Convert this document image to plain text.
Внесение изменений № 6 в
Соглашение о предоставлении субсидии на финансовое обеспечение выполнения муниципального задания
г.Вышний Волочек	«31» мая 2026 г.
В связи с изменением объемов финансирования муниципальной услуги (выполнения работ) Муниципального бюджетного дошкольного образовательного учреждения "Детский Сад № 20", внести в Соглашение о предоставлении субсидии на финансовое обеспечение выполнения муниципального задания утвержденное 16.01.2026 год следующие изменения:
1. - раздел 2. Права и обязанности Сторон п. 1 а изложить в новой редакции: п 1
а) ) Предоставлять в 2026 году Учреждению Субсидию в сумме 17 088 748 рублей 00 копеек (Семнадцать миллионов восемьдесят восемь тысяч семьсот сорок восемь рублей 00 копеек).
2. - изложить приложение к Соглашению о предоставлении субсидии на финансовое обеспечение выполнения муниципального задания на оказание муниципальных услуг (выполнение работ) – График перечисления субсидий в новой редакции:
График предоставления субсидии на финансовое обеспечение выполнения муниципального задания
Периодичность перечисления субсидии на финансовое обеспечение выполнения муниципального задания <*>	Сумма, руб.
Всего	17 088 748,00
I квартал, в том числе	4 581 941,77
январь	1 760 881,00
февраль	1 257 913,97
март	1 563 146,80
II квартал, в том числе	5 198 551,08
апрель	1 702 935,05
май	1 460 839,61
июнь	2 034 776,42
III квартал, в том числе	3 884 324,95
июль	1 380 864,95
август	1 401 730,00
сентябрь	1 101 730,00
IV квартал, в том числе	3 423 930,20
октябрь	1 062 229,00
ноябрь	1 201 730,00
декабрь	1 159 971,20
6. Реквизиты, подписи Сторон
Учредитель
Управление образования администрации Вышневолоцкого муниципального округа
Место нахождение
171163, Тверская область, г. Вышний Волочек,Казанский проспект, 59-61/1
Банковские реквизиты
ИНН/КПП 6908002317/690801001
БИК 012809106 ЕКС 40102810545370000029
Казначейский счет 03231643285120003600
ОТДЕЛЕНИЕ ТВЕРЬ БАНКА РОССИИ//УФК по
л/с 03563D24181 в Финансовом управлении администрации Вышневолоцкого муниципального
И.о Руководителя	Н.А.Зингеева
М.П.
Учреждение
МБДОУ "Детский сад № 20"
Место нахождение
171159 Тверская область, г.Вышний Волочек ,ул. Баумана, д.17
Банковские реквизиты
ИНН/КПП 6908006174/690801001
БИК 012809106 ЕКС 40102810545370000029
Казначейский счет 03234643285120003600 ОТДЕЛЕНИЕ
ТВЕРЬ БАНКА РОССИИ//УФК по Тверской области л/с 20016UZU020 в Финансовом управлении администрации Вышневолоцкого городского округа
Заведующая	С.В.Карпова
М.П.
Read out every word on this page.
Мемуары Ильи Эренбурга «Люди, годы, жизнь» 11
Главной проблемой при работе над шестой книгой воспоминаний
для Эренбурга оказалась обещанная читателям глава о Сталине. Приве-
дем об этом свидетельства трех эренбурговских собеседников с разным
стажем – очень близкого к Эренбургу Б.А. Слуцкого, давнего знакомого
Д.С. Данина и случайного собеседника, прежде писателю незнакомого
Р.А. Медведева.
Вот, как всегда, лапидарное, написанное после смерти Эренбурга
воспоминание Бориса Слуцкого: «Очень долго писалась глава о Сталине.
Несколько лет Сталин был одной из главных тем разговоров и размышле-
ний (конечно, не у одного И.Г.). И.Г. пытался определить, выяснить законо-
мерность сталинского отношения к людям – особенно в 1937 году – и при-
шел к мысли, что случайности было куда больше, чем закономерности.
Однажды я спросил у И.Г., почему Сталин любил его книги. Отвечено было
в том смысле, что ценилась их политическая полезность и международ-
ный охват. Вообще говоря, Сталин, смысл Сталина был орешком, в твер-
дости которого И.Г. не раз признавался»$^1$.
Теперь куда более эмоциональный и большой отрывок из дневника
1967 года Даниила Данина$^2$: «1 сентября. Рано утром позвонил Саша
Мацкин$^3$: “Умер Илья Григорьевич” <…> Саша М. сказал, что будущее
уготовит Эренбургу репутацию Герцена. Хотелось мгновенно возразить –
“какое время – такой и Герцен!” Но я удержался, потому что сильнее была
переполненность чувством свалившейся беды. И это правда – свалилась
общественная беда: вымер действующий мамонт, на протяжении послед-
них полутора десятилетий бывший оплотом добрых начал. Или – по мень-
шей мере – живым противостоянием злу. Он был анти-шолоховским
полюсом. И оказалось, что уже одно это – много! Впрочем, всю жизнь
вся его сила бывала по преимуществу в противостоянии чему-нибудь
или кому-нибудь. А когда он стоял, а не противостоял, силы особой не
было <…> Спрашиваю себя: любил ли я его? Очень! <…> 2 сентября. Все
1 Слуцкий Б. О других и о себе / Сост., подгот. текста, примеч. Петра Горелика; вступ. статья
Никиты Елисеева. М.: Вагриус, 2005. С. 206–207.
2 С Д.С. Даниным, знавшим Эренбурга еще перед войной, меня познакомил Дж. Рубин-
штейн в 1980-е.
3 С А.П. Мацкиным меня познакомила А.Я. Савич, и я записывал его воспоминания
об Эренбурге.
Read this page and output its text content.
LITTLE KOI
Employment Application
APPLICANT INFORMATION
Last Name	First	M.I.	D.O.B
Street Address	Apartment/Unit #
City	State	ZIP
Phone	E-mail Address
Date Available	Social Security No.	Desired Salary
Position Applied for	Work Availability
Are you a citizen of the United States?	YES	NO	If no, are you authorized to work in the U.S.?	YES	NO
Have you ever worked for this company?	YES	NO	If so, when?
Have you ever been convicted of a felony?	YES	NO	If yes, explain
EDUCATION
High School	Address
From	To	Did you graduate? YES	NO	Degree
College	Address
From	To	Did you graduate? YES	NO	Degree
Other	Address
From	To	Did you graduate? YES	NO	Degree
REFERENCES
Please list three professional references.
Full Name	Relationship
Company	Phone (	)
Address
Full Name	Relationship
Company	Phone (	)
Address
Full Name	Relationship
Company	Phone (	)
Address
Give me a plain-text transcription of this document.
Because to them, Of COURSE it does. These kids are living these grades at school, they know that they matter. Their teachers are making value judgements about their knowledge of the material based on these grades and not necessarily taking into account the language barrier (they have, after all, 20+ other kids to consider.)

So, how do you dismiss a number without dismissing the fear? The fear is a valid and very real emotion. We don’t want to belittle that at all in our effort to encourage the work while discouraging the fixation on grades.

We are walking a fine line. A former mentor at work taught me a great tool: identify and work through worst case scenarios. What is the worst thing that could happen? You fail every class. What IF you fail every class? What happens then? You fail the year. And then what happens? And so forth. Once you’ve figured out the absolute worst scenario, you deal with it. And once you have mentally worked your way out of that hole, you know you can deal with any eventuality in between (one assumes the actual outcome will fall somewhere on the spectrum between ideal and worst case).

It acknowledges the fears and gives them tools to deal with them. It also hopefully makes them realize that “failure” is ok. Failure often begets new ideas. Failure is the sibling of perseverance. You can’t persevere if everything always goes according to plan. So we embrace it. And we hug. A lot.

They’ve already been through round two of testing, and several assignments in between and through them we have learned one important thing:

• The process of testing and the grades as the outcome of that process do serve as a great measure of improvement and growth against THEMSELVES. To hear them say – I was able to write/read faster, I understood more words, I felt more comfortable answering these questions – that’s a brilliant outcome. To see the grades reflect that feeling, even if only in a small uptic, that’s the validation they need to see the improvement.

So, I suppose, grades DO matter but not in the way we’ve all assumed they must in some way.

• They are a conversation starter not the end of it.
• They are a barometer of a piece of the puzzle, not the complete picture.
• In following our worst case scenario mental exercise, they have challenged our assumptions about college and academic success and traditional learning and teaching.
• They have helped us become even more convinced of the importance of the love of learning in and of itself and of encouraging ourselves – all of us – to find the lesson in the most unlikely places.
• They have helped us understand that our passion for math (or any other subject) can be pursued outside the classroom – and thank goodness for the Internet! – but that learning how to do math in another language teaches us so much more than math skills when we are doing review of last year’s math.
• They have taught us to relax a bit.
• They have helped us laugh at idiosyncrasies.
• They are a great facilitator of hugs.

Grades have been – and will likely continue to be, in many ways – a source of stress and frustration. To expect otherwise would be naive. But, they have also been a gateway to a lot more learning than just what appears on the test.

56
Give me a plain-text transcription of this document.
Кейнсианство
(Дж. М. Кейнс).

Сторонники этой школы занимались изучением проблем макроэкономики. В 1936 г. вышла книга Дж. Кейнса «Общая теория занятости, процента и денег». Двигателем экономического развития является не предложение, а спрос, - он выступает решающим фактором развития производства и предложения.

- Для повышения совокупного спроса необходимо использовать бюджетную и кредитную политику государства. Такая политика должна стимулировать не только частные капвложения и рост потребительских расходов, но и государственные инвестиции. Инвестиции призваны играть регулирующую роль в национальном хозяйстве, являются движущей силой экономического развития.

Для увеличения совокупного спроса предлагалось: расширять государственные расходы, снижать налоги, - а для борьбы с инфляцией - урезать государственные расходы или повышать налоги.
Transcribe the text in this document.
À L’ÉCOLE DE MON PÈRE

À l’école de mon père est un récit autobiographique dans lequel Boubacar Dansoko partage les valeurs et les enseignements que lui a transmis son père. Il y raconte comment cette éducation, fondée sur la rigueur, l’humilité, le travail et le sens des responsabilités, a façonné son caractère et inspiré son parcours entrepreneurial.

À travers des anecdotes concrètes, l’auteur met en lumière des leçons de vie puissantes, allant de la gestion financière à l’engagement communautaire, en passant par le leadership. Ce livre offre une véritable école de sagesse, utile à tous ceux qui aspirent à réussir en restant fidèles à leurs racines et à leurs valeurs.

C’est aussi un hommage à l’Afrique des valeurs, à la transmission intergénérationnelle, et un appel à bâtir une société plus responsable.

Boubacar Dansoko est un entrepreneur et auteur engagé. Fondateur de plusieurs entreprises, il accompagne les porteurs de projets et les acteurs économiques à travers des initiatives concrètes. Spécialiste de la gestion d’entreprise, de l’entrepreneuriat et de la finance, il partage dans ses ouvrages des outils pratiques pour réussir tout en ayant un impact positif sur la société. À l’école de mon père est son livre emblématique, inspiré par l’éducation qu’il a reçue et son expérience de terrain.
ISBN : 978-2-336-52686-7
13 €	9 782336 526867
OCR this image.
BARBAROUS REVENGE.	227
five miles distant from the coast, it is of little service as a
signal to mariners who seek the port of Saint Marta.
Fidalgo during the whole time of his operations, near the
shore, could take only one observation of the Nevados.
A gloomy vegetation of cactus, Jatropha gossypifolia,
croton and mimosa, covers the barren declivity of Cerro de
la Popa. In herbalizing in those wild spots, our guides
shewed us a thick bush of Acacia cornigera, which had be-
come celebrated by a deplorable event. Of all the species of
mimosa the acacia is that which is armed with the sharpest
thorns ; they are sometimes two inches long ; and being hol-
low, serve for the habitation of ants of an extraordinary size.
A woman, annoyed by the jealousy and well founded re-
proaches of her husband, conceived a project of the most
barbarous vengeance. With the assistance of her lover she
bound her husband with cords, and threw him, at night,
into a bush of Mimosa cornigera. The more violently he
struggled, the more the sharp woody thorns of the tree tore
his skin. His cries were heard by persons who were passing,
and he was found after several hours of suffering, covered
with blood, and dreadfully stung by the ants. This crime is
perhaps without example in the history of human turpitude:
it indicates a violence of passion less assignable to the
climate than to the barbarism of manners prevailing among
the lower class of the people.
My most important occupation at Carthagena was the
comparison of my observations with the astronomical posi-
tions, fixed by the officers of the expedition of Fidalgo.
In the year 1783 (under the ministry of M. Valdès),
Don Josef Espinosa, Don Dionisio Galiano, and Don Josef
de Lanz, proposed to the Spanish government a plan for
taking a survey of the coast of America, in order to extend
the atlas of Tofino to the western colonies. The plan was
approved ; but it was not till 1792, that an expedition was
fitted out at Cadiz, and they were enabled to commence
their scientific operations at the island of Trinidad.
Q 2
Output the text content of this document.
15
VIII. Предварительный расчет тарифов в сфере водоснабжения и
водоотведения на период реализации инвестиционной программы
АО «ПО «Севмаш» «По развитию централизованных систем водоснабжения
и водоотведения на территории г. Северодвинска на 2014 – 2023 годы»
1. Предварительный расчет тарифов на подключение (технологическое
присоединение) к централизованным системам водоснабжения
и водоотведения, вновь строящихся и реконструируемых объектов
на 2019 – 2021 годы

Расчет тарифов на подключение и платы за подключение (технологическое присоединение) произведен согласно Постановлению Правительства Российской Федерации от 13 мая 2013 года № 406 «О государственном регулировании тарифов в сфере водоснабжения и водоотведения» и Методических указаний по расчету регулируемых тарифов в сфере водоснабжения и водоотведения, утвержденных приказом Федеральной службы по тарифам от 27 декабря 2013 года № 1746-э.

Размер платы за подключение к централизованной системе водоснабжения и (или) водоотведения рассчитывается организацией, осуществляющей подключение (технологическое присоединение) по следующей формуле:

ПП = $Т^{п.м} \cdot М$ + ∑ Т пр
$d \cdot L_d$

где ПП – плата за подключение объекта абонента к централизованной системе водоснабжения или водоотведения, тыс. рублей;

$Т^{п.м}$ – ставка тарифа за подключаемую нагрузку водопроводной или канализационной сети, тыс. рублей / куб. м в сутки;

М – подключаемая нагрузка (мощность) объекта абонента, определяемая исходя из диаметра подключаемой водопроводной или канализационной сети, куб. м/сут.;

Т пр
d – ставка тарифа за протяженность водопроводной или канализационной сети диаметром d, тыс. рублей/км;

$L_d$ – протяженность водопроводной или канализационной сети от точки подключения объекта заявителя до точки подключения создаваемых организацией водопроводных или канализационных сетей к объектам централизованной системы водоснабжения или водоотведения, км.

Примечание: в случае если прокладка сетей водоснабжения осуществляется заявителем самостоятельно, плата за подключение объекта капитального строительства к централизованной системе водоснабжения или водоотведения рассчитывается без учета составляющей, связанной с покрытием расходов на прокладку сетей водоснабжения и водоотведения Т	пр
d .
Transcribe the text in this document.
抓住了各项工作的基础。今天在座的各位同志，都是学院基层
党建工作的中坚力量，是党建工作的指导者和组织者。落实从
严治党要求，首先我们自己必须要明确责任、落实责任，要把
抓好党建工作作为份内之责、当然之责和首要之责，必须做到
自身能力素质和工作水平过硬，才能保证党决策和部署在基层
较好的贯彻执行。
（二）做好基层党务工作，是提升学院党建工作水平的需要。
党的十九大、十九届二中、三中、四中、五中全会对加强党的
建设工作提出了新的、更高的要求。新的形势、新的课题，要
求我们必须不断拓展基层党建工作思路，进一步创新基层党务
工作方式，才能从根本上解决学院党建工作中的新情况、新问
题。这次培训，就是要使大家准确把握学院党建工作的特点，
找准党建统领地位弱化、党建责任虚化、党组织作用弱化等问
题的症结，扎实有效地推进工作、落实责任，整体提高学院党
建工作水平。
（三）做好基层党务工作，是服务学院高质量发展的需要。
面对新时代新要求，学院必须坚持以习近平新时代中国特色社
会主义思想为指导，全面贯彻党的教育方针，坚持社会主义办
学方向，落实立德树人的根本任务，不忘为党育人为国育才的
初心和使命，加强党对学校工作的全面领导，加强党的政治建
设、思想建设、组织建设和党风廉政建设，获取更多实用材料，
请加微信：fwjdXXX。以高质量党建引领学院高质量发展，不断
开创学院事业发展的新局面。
---
Find the word "нибудь" in the records and pull out each line that has it.

**Answer to the task**
вся его сила бывала по преимуществу в противостоянии чему-нибудь
или кому-нибудь. А когда он стоял, а не противостоял, силы особой не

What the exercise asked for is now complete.